Which lines contain the word "oblike"? Return each of them as written.

Records contained in a dataset:
---

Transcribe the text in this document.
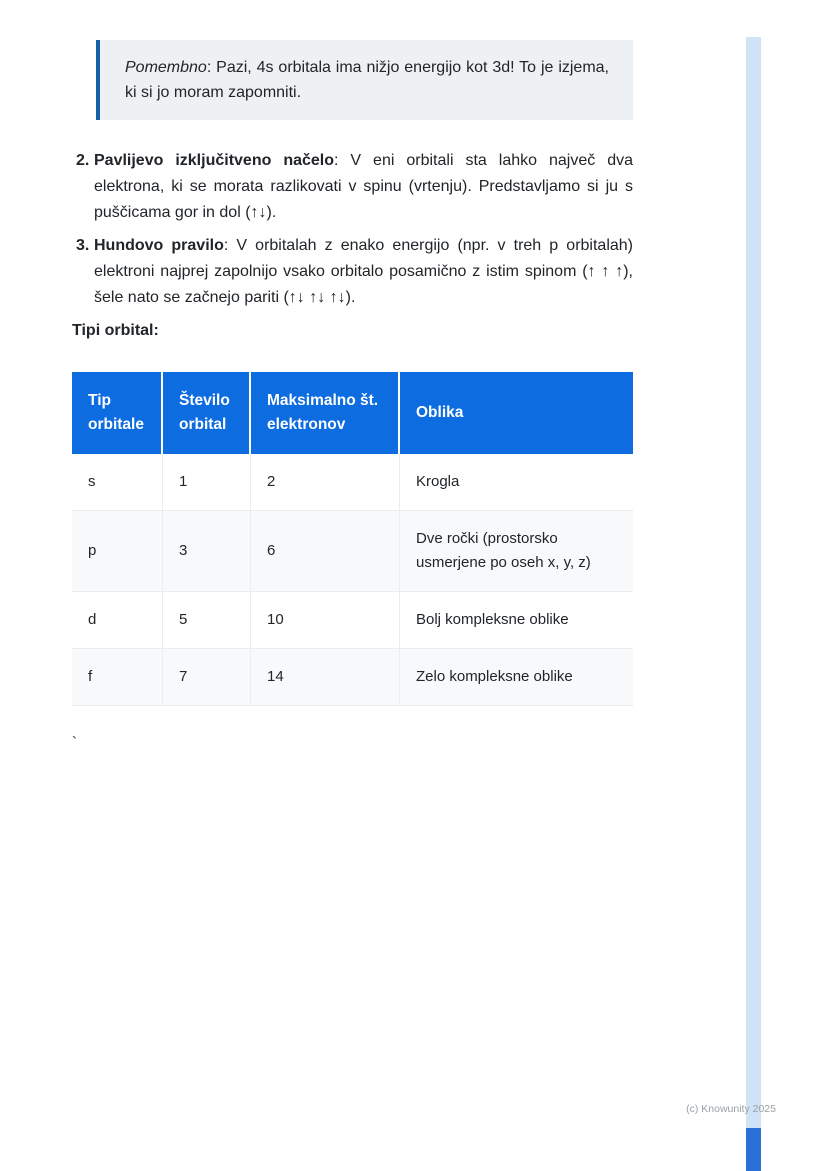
Pomembno: Pazi, 4s orbitala ima nižjo energijo kot 3d! To je izjema, ki si jo moram zapomniti.
2. Pavlijevo izključitveno načelo: V eni orbitali sta lahko največ dva elektrona, ki se morata razlikovati v spinu (vrtenju). Predstavljamo si ju s puščicama gor in dol (↑↓).
3. Hundovo pravilo: V orbitalah z enako energijo (npr. v treh p orbitalah) elektroni najprej zapolnijo vsako orbitalo posamično z istim spinom (↑ ↑ ↑), šele nato se začnejo pariti (↑↓ ↑↓ ↑↓).
Tipi orbital:
Tip orbitale	Število orbital	Maksimalno št. elektronov	Oblika
s	1	2	Krogla
p	3	6	Dve ročki (prostorsko usmerjene po oseh x, y, z)
d	5	10	Bolj kompleksne oblike
f	7	14	Zelo kompleksne oblike
`
(c) Knowunity 2025
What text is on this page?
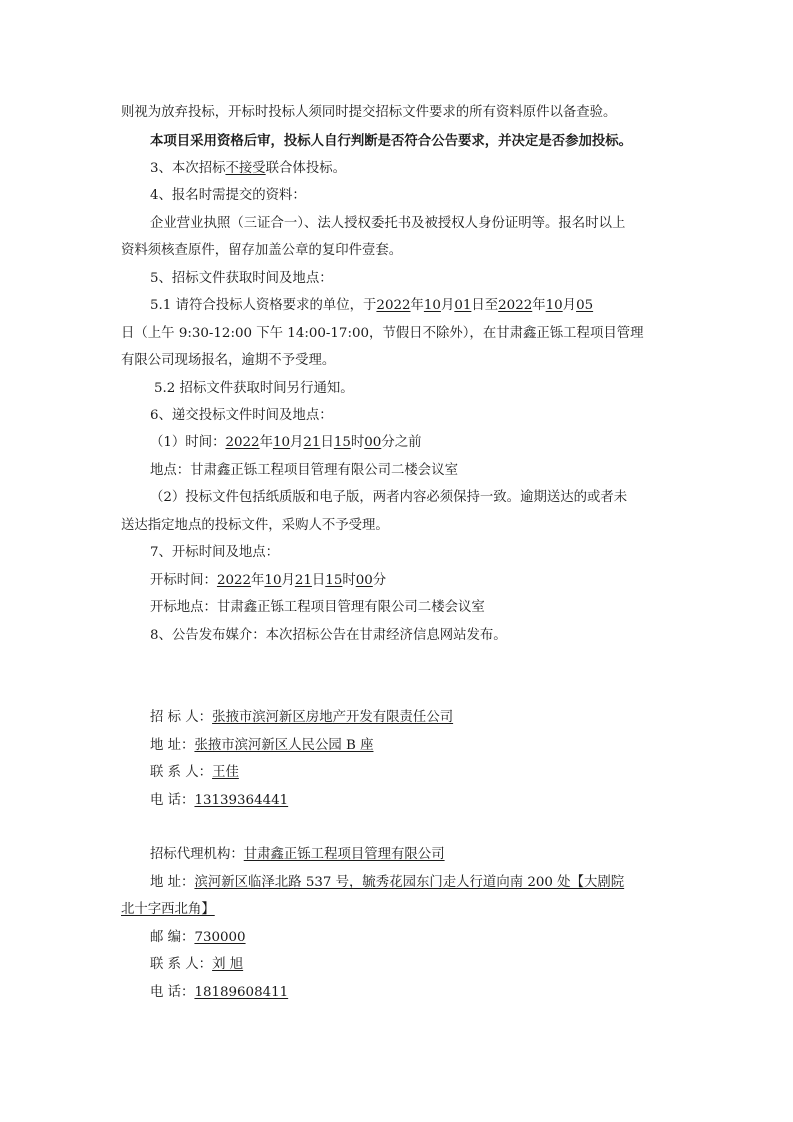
则视为放弃投标，开标时投标人须同时提交招标文件要求的所有资料原件以备查验。
本项目采用资格后审，投标人自行判断是否符合公告要求，并决定是否参加投标。
3、本次招标不接受联合体投标。
4、报名时需提交的资料：
企业营业执照（三证合一）、法人授权委托书及被授权人身份证明等。报名时以上
资料须核查原件，留存加盖公章的复印件壹套。
5、招标文件获取时间及地点：
5.1 请符合投标人资格要求的单位，于2022年10月01日至2022年10月05
日（上午 9:30-12:00 下午 14:00-17:00，节假日不除外），在甘肃鑫正铄工程项目管理
有限公司现场报名，逾期不予受理。
5.2 招标文件获取时间另行通知。
6、递交投标文件时间及地点：
（1）时间：2022年10月21日15时00分之前
地点：甘肃鑫正铄工程项目管理有限公司二楼会议室
（2）投标文件包括纸质版和电子版，两者内容必须保持一致。逾期送达的或者未
送达指定地点的投标文件，采购人不予受理。
7、开标时间及地点：
开标时间：2022年10月21日15时00分
开标地点：甘肃鑫正铄工程项目管理有限公司二楼会议室
8、公告发布媒介：本次招标公告在甘肃经济信息网站发布。
招 标 人：张掖市滨河新区房地产开发有限责任公司
地 址：张掖市滨河新区人民公园 B 座
联 系 人：王佳
电 话：13139364441
招标代理机构：甘肃鑫正铄工程项目管理有限公司
地 址：滨河新区临泽北路 537 号，毓秀花园东门走人行道向南 200 处【大剧院
北十字西北角】
邮 编：730000
联 系 人：刘 旭
电 话：18189608411
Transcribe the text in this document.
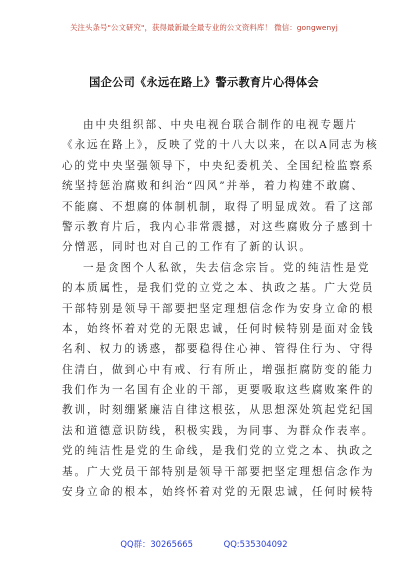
关注头条号"公文研究"，获得最新最全最专业的公文资料库！ 微信：gongwenyj
国企公司《永远在路上》警示教育片心得体会
由中央组织部、中央电视台联合制作的电视专题片
《永远在路上》，反映了党的十八大以来，在以A同志为核
心的党中央坚强领导下，中央纪委机关、全国纪检监察系
统坚持惩治腐败和纠治“四风”并举，着力构建不敢腐、
不能腐、不想腐的体制机制，取得了明显成效。看了这部
警示教育片后，我内心非常震撼，对这些腐败分子感到十
分憎恶，同时也对自己的工作有了新的认识。
一是贪图个人私欲，失去信念宗旨。党的纯洁性是党
的本质属性，是我们党的立党之本、执政之基。广大党员
干部特别是领导干部要把坚定理想信念作为安身立命的根
本，始终怀着对党的无限忠诚，任何时候特别是面对金钱
名利、权力的诱惑，都要稳得住心神、管得住行为、守得
住清白，做到心中有戒、行有所止，增强拒腐防变的能力
我们作为一名国有企业的干部，更要吸取这些腐败案件的
教训，时刻绷紧廉洁自律这根弦，从思想深处筑起党纪国
法和道德意识防线，积极实践，为同事、为群众作表率。
党的纯洁性是党的生命线，是我们党的立党之本、执政之
基。广大党员干部特别是领导干部要把坚定理想信念作为
安身立命的根本，始终怀着对党的无限忠诚，任何时候特
QQ群：30265665	QQ:535304092
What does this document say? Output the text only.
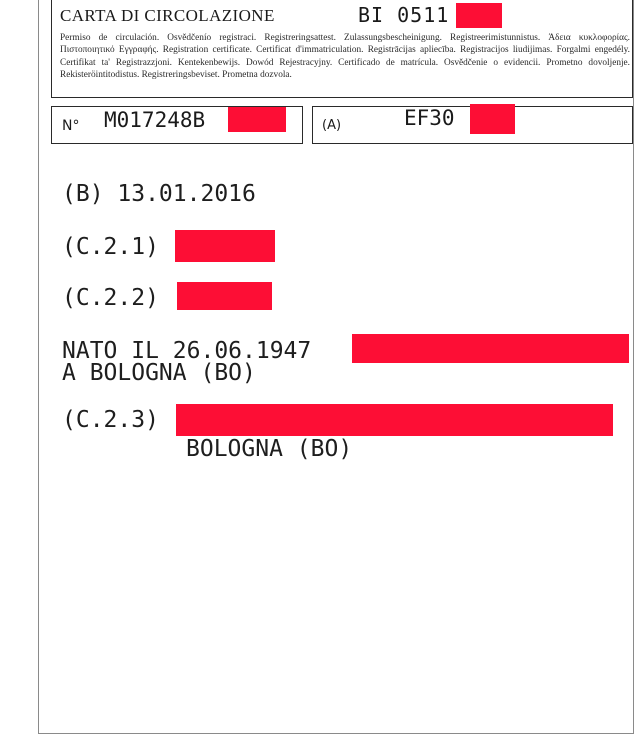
CARTA DI CIRCOLAZIONE	BI 0511
Permiso de circulación. Osvědčenío registraci. Registreringsattest. Zulassungsbescheinigung. Registreerimistunnistus. Άδεια κυκλοφορίας. Πιστοποιητικό Εγγραφής. Registration certificate. Certificat d'immatriculation. Registrācijas apliecība. Registracijos liudijimas. Forgalmi engedély. Certifikat ta' Registrazzjoni. Kentekenbewijs. Dowód Rejestracyjny. Certificado de matrícula. Osvědčenie o evidencii. Prometno dovoljenje. Rekisteröintitodistus. Registreringsbeviset. Prometna dozvola.
N° M017248B	(A)	EF30
(B) 13.01.2016
(C.2.1)
(C.2.2)
NATO IL 26.06.1947
A BOLOGNA (BO)
(C.2.3)
BOLOGNA (BO)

---

## Worked solution
d	5	10	Bolj kompleksne oblike
f	7	14	Zelo kompleksne oblike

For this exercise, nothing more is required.